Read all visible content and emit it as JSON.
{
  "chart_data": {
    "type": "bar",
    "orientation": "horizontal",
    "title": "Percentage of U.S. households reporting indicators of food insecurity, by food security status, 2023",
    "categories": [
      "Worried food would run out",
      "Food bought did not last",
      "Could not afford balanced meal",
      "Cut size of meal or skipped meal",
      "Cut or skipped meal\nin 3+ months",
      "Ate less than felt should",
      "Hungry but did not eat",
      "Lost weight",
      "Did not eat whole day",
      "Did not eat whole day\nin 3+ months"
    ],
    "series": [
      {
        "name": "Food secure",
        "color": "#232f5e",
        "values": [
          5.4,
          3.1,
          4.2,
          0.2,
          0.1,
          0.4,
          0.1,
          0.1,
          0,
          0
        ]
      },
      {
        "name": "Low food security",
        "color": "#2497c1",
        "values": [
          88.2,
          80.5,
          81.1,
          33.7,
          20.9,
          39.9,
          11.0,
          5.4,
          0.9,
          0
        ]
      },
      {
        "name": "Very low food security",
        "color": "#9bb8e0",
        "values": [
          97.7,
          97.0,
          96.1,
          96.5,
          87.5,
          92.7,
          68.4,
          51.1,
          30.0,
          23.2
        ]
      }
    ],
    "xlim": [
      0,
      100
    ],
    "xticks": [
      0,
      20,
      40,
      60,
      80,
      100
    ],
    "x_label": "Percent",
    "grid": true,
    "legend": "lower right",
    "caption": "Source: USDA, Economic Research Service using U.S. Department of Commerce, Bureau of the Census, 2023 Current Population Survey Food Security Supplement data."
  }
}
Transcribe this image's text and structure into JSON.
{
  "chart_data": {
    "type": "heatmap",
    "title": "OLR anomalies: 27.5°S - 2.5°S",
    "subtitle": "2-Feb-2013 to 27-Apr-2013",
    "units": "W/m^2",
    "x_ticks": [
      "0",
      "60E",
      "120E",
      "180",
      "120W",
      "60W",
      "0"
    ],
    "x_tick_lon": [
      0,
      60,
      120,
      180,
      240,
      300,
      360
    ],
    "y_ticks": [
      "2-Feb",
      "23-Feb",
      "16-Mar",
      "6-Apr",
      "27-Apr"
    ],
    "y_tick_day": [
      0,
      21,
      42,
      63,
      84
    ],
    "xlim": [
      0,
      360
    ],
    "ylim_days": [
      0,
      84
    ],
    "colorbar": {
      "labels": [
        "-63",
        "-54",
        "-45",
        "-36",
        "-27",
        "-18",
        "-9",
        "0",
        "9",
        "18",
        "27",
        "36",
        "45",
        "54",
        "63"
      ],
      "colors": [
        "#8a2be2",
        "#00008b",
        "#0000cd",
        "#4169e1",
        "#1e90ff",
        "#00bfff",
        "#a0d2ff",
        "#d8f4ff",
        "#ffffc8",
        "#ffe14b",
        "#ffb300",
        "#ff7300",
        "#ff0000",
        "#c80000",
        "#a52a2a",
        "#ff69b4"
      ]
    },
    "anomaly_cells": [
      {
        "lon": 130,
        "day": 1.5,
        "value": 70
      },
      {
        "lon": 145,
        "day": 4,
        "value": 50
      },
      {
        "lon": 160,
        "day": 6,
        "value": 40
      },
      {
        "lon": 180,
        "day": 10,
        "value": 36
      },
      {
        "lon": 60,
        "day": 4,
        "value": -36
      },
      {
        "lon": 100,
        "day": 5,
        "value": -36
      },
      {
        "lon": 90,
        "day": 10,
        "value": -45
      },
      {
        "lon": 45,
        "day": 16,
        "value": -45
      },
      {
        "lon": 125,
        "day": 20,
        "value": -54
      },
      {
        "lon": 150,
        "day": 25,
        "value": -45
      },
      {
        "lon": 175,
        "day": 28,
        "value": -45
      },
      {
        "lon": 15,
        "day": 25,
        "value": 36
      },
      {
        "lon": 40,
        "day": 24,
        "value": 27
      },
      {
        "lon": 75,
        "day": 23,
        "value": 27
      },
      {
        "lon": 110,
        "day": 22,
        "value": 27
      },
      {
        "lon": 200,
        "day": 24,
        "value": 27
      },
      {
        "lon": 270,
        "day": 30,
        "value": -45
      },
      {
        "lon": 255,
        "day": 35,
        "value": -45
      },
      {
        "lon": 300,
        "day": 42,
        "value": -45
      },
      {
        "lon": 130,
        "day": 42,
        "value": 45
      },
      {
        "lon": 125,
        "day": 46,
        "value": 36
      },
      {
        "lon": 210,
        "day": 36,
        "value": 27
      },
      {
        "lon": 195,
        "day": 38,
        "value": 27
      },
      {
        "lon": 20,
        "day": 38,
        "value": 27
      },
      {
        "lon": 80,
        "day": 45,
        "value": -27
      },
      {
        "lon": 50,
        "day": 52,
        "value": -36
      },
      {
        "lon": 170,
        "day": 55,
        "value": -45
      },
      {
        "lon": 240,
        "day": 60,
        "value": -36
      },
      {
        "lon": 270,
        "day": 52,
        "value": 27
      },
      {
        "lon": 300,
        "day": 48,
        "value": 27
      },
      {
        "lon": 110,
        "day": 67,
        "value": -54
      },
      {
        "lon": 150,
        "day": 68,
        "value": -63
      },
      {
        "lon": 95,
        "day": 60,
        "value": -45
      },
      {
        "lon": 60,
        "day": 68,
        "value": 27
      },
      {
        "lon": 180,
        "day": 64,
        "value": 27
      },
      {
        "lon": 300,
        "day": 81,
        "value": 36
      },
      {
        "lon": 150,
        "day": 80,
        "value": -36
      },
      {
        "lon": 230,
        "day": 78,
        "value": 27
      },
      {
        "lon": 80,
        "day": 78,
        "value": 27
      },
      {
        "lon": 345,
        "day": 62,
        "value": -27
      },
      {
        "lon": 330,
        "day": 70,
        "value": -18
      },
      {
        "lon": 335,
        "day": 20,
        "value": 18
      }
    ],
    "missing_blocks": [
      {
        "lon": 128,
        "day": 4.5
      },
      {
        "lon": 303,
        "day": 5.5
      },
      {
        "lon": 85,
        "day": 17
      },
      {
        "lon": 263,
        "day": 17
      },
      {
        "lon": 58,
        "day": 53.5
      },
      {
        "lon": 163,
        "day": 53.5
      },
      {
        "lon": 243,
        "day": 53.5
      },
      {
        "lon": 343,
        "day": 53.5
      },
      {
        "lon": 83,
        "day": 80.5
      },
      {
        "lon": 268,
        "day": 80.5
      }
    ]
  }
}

▶ _WHAT YOU SHOULD DO_: Make an exact copy of the listing, including every line.

▶ _RESPONSE BELOW_:
Read all visible content and emit it as JSON.
{
  "chart_data": {
    "type": "bar",
    "orientation": "horizontal",
    "title": "Percentage of U.S. households reporting indicators of food insecurity, by food security status, 2023",
    "categories": [
      "Worried food would run out",
      "Food bought did not last",
      "Could not afford balanced meal",
      "Cut size of meal or skipped meal",
      "Cut or skipped meal\nin 3+ months",
      "Ate less than felt should",
      "Hungry but did not eat",
      "Lost weight",
      "Did not eat whole day",
      "Did not eat whole day\nin 3+ months"
    ],
    "series": [
      {
        "name": "Food secure",
        "color": "#232f5e",
        "values": [
          5.4,
          3.1,
          4.2,
          0.2,
          0.1,
          0.4,
          0.1,
          0.1,
          0,
          0
        ]
      },
      {
        "name": "Low food security",
        "color": "#2497c1",
        "values": [
          88.2,
          80.5,
          81.1,
          33.7,
          20.9,
          39.9,
          11.0,
          5.4,
          0.9,
          0
        ]
      },
      {
        "name": "Very low food security",
        "color": "#9bb8e0",
        "values": [
          97.7,
          97.0,
          96.1,
          96.5,
          87.5,
          92.7,
          68.4,
          51.1,
          30.0,
          23.2
        ]
      }
    ],
    "xlim": [
      0,
      100
    ],
    "xticks": [
      0,
      20,
      40,
      60,
      80,
      100
    ],
    "x_label": "Percent",
    "grid": true,
    "legend": "lower right",
    "caption": "Source: USDA, Economic Research Service using U.S. Department of Commerce, Bureau of the Census, 2023 Current Population Survey Food Security Supplement data."
  }
}
Transcribe this image's text and structure into JSON.
{
  "chart_data": {
    "type": "heatmap",
    "title": "OLR anomalies: 27.5°S - 2.5°S",
    "subtitle": "2-Feb-2013 to 27-Apr-2013",
    "units": "W/m^2",
    "x_ticks": [
      "0",
      "60E",
      "120E",
      "180",
      "120W",
      "60W",
      "0"
    ],
    "x_tick_lon": [
      0,
      60,
      120,
      180,
      240,
      300,
      360
    ],
    "y_ticks": [
      "2-Feb",
      "23-Feb",
      "16-Mar",
      "6-Apr",
      "27-Apr"
    ],
    "y_tick_day": [
      0,
      21,
      42,
      63,
      84
    ],
    "xlim": [
      0,
      360
    ],
    "ylim_days": [
      0,
      84
    ],
    "colorbar": {
      "labels": [
        "-63",
        "-54",
        "-45",
        "-36",
        "-27",
        "-18",
        "-9",
        "0",
        "9",
        "18",
        "27",
        "36",
        "45",
        "54",
        "63"
      ],
      "colors": [
        "#8a2be2",
        "#00008b",
        "#0000cd",
        "#4169e1",
        "#1e90ff",
        "#00bfff",
        "#a0d2ff",
        "#d8f4ff",
        "#ffffc8",
        "#ffe14b",
        "#ffb300",
        "#ff7300",
        "#ff0000",
        "#c80000",
        "#a52a2a",
        "#ff69b4"
      ]
    },
    "anomaly_cells": [
      {
        "lon": 130,
        "day": 1.5,
        "value": 70
      },
      {
        "lon": 145,
        "day": 4,
        "value": 50
      },
      {
        "lon": 160,
        "day": 6,
        "value": 40
      },
      {
        "lon": 180,
        "day": 10,
        "value": 36
      },
      {
        "lon": 60,
        "day": 4,
        "value": -36
      },
      {
        "lon": 100,
        "day": 5,
        "value": -36
      },
      {
        "lon": 90,
        "day": 10,
        "value": -45
      },
      {
        "lon": 45,
        "day": 16,
        "value": -45
      },
      {
        "lon": 125,
        "day": 20,
        "value": -54
      },
      {
        "lon": 150,
        "day": 25,
        "value": -45
      },
      {
        "lon": 175,
        "day": 28,
        "value": -45
      },
      {
        "lon": 15,
        "day": 25,
        "value": 36
      },
      {
        "lon": 40,
        "day": 24,
        "value": 27
      },
      {
        "lon": 75,
        "day": 23,
        "value": 27
      },
      {
        "lon": 110,
        "day": 22,
        "value": 27
      },
      {
        "lon": 200,
        "day": 24,
        "value": 27
      },
      {
        "lon": 270,
        "day": 30,
        "value": -45
      },
      {
        "lon": 255,
        "day": 35,
        "value": -45
      },
      {
        "lon": 300,
        "day": 42,
        "value": -45
      },
      {
        "lon": 130,
        "day": 42,
        "value": 45
      },
      {
        "lon": 125,
        "day": 46,
        "value": 36
      },
      {
        "lon": 210,
        "day": 36,
        "value": 27
      },
      {
        "lon": 195,
        "day": 38,
        "value": 27
      },
      {
        "lon": 20,
        "day": 38,
        "value": 27
      },
      {
        "lon": 80,
        "day": 45,
        "value": -27
      },
      {
        "lon": 50,
        "day": 52,
        "value": -36
      },
      {
        "lon": 170,
        "day": 55,
        "value": -45
      },
      {
        "lon": 240,
        "day": 60,
        "value": -36
      },
      {
        "lon": 270,
        "day": 52,
        "value": 27
      },
      {
        "lon": 300,
        "day": 48,
        "value": 27
      },
      {
        "lon": 110,
        "day": 67,
        "value": -54
      },
      {
        "lon": 150,
        "day": 68,
        "value": -63
      },
      {
        "lon": 95,
        "day": 60,
        "value": -45
      },
      {
        "lon": 60,
        "day": 68,
        "value": 27
      },
      {
        "lon": 180,
        "day": 64,
        "value": 27
      },
      {
        "lon": 300,
        "day": 81,
        "value": 36
      },
      {
        "lon": 150,
        "day": 80,
        "value": -36
      },
      {
        "lon": 230,
        "day": 78,
        "value": 27
      },
      {
        "lon": 80,
        "day": 78,
        "value": 27
      },
      {
        "lon": 345,
        "day": 62,
        "value": -27
      },
      {
        "lon": 330,
        "day": 70,
        "value": -18
      },
      {
        "lon": 335,
        "day": 20,
        "value": 18
      }
    ],
    "missing_blocks": [
      {
        "lon": 128,
        "day": 4.5
      },
      {
        "lon": 303,
        "day": 5.5
      },
      {
        "lon": 85,
        "day": 17
      },
      {
        "lon": 263,
        "day": 17
      },
      {
        "lon": 58,
        "day": 53.5
      },
      {
        "lon": 163,
        "day": 53.5
      },
      {
        "lon": 243,
        "day": 53.5
      },
      {
        "lon": 343,
        "day": 53.5
      },
      {
        "lon": 83,
        "day": 80.5
      },
      {
        "lon": 268,
        "day": 80.5
      }
    ]
  }
}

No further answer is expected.